• **Requirement**: Pick every line from the data that holds the word "page".

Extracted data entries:
━━━━━━━━━━━━━━━━
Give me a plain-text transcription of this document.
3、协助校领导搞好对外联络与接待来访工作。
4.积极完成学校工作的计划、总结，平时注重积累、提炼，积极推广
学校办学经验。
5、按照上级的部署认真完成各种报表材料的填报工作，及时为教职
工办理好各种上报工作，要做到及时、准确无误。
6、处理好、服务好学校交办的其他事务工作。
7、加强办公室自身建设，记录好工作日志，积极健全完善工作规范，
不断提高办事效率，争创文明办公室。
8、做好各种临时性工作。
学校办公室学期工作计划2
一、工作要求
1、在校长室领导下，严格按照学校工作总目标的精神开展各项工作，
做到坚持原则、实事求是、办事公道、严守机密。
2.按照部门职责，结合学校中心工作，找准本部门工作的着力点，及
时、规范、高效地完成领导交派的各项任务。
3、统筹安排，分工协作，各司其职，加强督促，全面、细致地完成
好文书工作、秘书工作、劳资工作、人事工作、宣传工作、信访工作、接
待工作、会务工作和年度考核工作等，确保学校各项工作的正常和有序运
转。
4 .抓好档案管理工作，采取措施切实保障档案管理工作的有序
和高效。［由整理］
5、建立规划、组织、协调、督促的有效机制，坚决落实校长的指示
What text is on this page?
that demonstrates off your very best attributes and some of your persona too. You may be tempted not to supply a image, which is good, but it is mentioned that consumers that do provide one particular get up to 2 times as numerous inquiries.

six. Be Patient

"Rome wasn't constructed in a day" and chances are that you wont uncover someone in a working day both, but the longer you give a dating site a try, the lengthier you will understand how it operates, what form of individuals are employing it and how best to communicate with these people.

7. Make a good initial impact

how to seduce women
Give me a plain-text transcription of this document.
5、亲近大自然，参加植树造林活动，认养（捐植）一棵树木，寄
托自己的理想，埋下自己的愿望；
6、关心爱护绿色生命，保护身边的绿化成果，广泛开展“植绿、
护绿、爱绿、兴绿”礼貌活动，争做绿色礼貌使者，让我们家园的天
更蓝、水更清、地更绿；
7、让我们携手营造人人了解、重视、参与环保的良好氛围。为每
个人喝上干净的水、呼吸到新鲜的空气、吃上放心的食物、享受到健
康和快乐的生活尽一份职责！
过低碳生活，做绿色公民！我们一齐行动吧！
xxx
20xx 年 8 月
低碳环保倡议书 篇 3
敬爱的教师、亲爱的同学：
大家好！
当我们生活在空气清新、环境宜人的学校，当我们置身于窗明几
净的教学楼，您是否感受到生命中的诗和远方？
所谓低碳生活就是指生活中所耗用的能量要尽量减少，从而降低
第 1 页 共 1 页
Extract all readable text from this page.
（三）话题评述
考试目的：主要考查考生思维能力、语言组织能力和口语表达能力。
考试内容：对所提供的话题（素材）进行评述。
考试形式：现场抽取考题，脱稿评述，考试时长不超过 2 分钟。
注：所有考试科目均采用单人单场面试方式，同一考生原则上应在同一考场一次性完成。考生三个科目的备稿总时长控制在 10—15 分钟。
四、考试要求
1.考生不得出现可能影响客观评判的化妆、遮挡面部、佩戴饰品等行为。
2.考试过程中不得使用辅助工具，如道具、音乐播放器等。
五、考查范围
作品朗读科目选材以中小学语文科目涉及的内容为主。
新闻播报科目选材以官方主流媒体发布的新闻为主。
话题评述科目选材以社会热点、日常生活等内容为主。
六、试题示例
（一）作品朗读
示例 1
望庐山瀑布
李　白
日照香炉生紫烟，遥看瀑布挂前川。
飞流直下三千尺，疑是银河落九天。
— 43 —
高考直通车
━━━━━━━━━━━━━━━━
• **Exercise answer**:
What text is on this page?
Extract all readable text from this page.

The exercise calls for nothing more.